─── Listing ───
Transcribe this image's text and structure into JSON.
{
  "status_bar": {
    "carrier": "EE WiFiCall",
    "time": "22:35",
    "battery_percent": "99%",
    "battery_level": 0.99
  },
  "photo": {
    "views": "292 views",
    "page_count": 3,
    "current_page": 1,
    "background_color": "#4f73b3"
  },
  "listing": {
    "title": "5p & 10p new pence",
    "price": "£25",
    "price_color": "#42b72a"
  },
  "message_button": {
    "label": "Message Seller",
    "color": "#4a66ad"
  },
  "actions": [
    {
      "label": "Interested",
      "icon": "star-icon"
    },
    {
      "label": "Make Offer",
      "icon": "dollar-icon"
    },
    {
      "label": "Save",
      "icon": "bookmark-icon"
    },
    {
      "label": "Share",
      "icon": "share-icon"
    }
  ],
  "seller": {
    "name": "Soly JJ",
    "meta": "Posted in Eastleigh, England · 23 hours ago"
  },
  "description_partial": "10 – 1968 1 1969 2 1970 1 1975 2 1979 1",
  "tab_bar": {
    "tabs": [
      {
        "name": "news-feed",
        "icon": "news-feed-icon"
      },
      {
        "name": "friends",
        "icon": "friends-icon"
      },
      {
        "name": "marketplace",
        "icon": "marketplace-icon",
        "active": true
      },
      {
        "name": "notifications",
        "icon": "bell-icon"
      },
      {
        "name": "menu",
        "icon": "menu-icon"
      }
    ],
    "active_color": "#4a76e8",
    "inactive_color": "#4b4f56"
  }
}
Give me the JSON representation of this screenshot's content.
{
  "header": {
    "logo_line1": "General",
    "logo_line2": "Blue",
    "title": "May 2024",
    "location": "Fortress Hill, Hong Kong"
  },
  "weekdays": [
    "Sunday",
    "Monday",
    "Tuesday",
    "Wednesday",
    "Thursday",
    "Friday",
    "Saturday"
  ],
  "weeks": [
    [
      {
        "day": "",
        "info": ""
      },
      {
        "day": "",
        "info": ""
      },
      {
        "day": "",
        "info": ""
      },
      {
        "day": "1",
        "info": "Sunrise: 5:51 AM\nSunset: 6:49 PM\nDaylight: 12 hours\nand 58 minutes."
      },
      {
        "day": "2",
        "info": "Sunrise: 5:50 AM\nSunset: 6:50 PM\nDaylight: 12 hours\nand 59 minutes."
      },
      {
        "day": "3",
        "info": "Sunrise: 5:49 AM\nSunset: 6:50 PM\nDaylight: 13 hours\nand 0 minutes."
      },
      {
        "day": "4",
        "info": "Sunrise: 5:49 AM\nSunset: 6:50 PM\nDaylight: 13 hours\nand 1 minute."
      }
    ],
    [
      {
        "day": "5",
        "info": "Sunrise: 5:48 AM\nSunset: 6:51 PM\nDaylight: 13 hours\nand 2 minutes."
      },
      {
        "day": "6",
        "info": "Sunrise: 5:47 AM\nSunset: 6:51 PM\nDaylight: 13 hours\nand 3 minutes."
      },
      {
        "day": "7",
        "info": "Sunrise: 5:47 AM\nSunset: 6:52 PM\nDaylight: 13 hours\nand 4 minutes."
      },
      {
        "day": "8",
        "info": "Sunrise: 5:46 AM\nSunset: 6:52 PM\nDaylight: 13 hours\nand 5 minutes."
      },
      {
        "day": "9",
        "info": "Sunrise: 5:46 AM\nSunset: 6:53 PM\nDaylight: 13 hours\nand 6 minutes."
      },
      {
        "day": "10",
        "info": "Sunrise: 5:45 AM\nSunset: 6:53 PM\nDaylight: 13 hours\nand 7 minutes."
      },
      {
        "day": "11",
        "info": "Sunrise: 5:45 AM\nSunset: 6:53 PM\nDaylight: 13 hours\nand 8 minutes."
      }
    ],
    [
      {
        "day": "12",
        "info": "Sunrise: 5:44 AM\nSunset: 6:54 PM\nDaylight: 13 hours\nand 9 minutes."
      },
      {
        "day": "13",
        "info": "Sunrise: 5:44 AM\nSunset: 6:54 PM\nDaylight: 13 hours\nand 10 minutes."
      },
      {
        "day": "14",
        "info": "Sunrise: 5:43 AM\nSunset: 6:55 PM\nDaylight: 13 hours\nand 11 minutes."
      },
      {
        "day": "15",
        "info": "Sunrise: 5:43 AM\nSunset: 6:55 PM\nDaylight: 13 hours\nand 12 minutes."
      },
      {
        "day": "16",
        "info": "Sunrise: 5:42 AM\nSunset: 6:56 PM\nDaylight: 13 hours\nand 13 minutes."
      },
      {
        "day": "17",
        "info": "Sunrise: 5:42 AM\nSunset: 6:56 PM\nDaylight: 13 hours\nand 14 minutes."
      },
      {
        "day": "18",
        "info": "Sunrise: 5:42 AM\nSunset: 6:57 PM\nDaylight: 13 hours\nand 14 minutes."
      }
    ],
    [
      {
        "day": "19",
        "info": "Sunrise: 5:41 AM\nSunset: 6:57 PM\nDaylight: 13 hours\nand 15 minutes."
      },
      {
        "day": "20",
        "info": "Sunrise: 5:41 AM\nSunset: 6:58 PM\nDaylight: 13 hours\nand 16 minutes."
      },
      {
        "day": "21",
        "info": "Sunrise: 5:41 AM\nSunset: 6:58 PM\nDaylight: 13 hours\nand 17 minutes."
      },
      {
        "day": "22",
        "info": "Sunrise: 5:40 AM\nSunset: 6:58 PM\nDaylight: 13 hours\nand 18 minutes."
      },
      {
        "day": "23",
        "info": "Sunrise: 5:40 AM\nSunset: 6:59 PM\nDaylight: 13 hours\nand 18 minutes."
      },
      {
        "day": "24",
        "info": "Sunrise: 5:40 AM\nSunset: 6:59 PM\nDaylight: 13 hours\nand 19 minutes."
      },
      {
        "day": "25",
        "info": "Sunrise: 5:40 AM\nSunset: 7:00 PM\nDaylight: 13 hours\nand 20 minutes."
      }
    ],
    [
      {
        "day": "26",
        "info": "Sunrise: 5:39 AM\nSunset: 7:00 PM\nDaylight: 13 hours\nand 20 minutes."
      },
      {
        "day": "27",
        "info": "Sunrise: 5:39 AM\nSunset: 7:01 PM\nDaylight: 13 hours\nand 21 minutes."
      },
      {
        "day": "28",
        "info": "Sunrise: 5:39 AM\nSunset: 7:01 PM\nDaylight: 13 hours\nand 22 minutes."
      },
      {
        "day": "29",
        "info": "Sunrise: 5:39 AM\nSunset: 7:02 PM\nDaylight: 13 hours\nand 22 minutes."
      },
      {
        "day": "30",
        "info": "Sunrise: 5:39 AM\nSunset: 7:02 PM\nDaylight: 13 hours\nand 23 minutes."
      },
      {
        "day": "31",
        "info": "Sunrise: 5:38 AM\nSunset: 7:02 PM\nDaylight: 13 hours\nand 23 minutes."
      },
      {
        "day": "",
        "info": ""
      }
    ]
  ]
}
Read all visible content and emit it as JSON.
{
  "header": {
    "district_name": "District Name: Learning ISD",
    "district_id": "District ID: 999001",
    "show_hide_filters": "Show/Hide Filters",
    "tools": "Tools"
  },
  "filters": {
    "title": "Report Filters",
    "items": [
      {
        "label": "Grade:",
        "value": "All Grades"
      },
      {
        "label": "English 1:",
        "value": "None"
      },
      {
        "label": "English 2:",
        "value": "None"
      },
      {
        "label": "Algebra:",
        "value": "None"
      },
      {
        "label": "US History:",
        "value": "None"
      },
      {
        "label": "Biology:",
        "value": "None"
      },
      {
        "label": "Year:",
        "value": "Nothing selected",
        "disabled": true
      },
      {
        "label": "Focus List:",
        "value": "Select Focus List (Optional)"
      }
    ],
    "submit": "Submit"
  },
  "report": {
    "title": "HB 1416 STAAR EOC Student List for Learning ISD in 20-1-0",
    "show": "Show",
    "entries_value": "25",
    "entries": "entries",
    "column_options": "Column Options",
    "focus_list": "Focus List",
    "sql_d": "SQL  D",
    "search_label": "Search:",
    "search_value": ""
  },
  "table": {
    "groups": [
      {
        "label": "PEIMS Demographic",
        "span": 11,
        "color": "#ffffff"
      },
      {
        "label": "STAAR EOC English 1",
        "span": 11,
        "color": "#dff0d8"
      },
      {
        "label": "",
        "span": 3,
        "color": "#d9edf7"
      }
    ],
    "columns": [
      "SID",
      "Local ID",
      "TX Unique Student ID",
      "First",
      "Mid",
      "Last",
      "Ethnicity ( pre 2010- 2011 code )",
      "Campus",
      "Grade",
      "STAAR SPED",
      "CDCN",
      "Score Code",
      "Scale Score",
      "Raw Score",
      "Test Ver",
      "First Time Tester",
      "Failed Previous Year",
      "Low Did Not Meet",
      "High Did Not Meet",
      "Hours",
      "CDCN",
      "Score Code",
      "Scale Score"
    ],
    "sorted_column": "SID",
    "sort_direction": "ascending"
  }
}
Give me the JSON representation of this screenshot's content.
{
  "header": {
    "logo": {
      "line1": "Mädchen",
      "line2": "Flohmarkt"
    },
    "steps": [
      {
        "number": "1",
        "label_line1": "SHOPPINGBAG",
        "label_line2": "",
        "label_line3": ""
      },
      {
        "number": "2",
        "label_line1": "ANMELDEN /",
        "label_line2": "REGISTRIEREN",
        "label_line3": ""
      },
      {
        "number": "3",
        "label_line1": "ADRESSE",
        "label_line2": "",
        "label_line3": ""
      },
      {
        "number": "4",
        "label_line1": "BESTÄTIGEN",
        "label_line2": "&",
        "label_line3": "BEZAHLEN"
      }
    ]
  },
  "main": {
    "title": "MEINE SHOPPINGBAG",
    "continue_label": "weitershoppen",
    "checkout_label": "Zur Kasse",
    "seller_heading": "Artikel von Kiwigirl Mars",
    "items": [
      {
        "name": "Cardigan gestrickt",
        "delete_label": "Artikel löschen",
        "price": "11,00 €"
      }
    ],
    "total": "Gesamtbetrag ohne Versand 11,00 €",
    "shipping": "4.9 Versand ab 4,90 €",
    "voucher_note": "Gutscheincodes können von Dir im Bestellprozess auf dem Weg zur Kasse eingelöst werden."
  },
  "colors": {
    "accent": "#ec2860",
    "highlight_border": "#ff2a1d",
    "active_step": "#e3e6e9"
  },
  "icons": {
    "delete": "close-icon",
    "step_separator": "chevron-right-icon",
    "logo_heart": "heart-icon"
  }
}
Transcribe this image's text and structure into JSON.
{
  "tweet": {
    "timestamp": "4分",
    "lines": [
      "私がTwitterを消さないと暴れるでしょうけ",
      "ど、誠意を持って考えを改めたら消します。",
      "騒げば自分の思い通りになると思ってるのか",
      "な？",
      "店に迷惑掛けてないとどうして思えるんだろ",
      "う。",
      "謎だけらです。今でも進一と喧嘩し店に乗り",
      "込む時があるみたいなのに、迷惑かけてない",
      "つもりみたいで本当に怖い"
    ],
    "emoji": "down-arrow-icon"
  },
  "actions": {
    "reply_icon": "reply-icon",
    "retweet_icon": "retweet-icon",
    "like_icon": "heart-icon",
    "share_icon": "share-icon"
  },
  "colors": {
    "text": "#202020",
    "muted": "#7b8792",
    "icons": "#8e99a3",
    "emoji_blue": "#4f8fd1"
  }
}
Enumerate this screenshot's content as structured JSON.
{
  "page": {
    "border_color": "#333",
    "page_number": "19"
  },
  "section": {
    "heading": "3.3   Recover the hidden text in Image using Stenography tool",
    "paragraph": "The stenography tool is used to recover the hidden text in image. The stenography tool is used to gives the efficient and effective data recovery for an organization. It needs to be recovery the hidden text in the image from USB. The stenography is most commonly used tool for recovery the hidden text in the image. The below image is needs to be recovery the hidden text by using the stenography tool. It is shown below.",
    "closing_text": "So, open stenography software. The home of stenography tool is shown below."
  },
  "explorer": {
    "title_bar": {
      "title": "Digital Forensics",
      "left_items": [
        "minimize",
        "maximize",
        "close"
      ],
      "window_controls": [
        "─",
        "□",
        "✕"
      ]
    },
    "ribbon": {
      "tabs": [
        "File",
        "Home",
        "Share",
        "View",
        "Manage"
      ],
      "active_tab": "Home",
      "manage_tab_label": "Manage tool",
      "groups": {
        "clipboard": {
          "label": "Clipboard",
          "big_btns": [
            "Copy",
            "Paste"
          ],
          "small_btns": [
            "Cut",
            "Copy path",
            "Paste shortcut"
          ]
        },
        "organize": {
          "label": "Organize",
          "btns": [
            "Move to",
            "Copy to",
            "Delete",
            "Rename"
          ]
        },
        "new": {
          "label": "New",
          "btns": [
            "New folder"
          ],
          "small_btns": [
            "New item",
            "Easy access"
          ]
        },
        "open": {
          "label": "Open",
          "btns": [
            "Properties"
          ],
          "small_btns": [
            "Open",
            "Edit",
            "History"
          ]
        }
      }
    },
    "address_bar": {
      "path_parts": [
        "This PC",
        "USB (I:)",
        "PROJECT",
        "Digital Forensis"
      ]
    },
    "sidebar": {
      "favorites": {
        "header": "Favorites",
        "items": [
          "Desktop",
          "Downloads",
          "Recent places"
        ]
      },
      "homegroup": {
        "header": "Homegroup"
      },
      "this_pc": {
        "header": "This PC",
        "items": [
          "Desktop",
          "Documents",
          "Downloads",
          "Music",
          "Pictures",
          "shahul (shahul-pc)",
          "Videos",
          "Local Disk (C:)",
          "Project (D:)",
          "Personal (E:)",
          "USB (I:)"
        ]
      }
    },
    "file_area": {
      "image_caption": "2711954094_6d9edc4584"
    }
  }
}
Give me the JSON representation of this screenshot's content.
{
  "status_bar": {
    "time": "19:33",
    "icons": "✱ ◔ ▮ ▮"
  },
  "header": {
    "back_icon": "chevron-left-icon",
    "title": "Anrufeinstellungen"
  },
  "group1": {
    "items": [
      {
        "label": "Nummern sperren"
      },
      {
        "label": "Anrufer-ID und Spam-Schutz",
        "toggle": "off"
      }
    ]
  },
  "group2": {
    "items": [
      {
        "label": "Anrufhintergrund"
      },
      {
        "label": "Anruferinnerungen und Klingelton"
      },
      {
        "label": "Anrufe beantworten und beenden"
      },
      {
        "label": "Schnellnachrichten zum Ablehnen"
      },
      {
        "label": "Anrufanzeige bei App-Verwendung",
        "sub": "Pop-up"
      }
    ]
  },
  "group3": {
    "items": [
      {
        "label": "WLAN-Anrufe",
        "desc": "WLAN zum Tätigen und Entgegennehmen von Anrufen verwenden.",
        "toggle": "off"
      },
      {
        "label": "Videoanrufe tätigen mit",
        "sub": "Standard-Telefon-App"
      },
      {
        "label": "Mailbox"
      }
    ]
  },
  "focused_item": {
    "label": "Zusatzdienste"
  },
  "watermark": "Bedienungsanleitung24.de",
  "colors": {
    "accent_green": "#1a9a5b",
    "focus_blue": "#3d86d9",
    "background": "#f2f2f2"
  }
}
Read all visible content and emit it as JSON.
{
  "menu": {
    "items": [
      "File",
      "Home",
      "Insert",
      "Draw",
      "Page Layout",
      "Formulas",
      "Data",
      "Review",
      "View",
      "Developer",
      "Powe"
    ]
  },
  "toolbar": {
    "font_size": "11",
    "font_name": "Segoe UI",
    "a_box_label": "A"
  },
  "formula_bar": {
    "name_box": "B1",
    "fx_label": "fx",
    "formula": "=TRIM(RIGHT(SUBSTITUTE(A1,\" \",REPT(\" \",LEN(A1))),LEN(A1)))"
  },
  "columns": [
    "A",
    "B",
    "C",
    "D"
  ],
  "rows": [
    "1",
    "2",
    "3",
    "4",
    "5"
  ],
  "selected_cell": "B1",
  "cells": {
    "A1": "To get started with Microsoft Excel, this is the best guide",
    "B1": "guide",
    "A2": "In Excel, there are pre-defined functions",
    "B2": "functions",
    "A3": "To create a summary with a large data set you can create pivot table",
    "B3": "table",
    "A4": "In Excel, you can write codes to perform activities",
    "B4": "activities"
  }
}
───
Exercise goal:
Copy all lines of the material above where the string "STAAR" occurs.

Answer to this exercise:
    "title": "HB 1416 STAAR EOC Student List for Learning ISD in 20-1-0",
        "label": "STAAR EOC English 1",
      "STAAR SPED",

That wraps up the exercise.